** YOUR TASK **
From the listing below, extract every line in which the word "سبحانه" appears.

** MATERIAL **
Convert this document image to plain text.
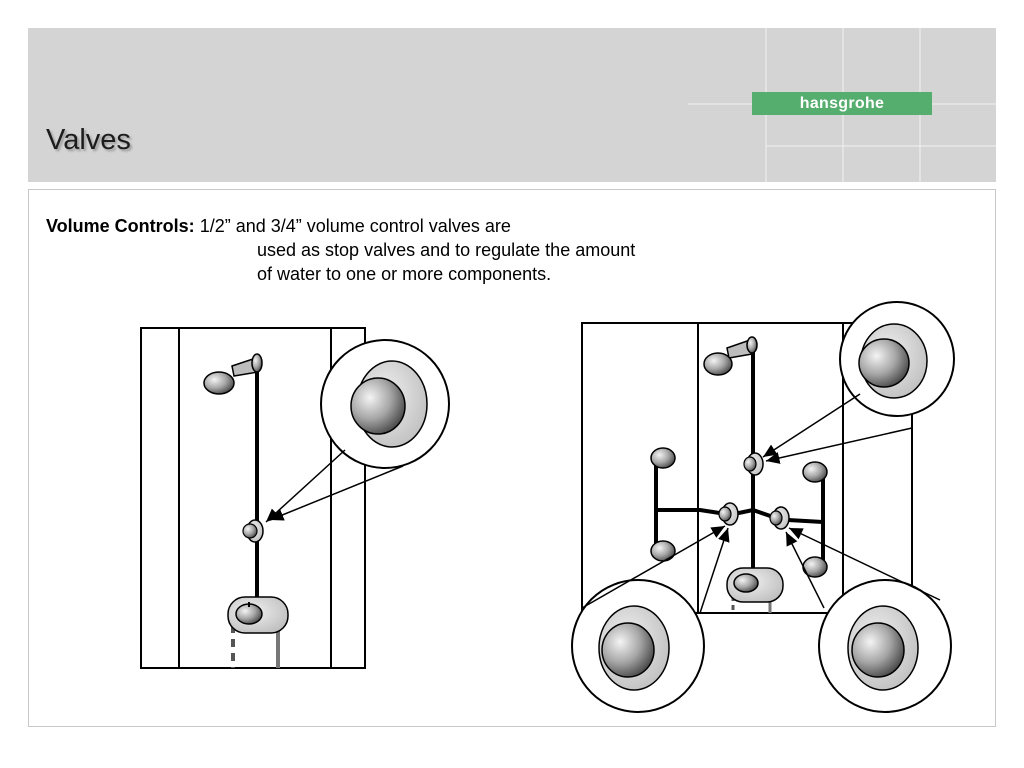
hansgrohe
Valves
Volume Controls: 1/2” and 3/4” volume control valves are
used as stop valves and to regulate the amount
of water to one or more components.
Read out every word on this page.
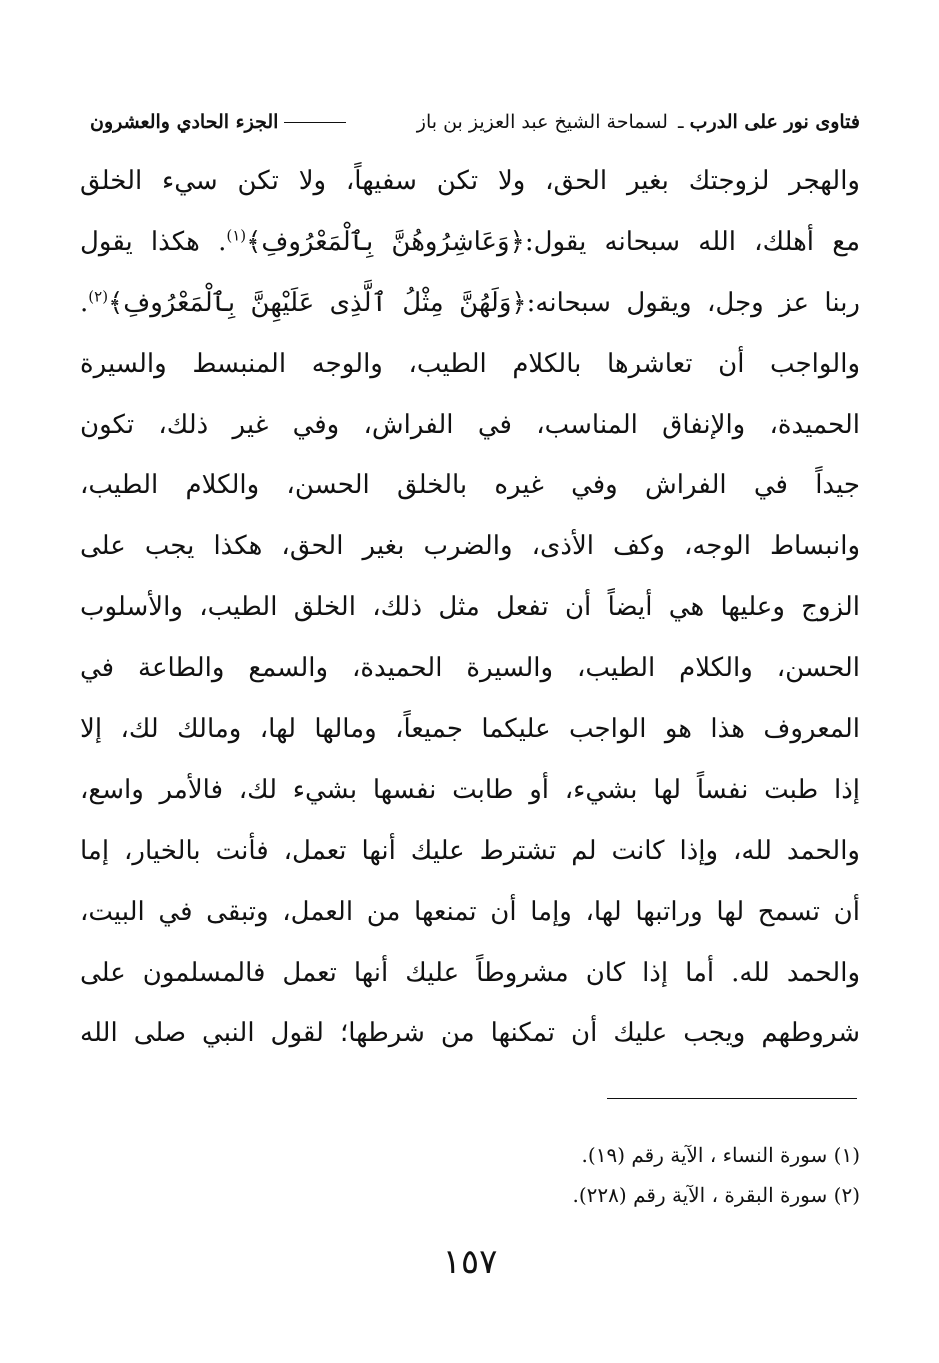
فتاوى نور على الدرب ـ لسماحة الشيخ عبد العزيز بن باز
الجزء الحادي والعشرون
والهجر لزوجتك بغير الحق، ولا تكن سفيهاً، ولا تكن سيء الخلق
مع أهلك، الله سبحانه يقول:﴿وَعَاشِرُوهُنَّ بِٱلْمَعْرُوفِ﴾$^{(١)}$. هكذا يقول
ربنا عز وجل، ويقول سبحانه:﴿وَلَهُنَّ مِثْلُ ٱلَّذِى عَلَيْهِنَّ بِٱلْمَعْرُوفِ﴾$^{(٢)}$.
والواجب أن تعاشرها بالكلام الطيب، والوجه المنبسط والسيرة
الحميدة، والإنفاق المناسب، في الفراش، وفي غير ذلك، تكون
جيداً في الفراش وفي غيره بالخلق الحسن، والكلام الطيب،
وانبساط الوجه، وكف الأذى، والضرب بغير الحق، هكذا يجب على
الزوج وعليها هي أيضاً أن تفعل مثل ذلك، الخلق الطيب، والأسلوب
الحسن، والكلام الطيب، والسيرة الحميدة، والسمع والطاعة في
المعروف هذا هو الواجب عليكما جميعاً، ومالها لها، ومالك لك، إلا
إذا طبت نفساً لها بشيء، أو طابت نفسها بشيء لك، فالأمر واسع،
والحمد لله، وإذا كانت لم تشترط عليك أنها تعمل، فأنت بالخيار، إما
أن تسمح لها وراتبها لها، وإما أن تمنعها من العمل، وتبقى في البيت،
والحمد لله. أما إذا كان مشروطاً عليك أنها تعمل فالمسلمون على
شروطهم ويجب عليك أن تمكنها من شرطها؛ لقول النبي صلى الله
(١) سورة النساء ، الآية رقم (١٩).
(٢) سورة البقرة ، الآية رقم (٢٢٨).
١٥٧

** ANSWER TO THIS PROBLEM **
مع أهلك، الله سبحانه يقول:﴿وَعَاشِرُوهُنَّ بِٱلْمَعْرُوفِ﴾$^{(١)}$. هكذا يقول
ربنا عز وجل، ويقول سبحانه:﴿وَلَهُنَّ مِثْلُ ٱلَّذِى عَلَيْهِنَّ بِٱلْمَعْرُوفِ﴾$^{(٢)}$.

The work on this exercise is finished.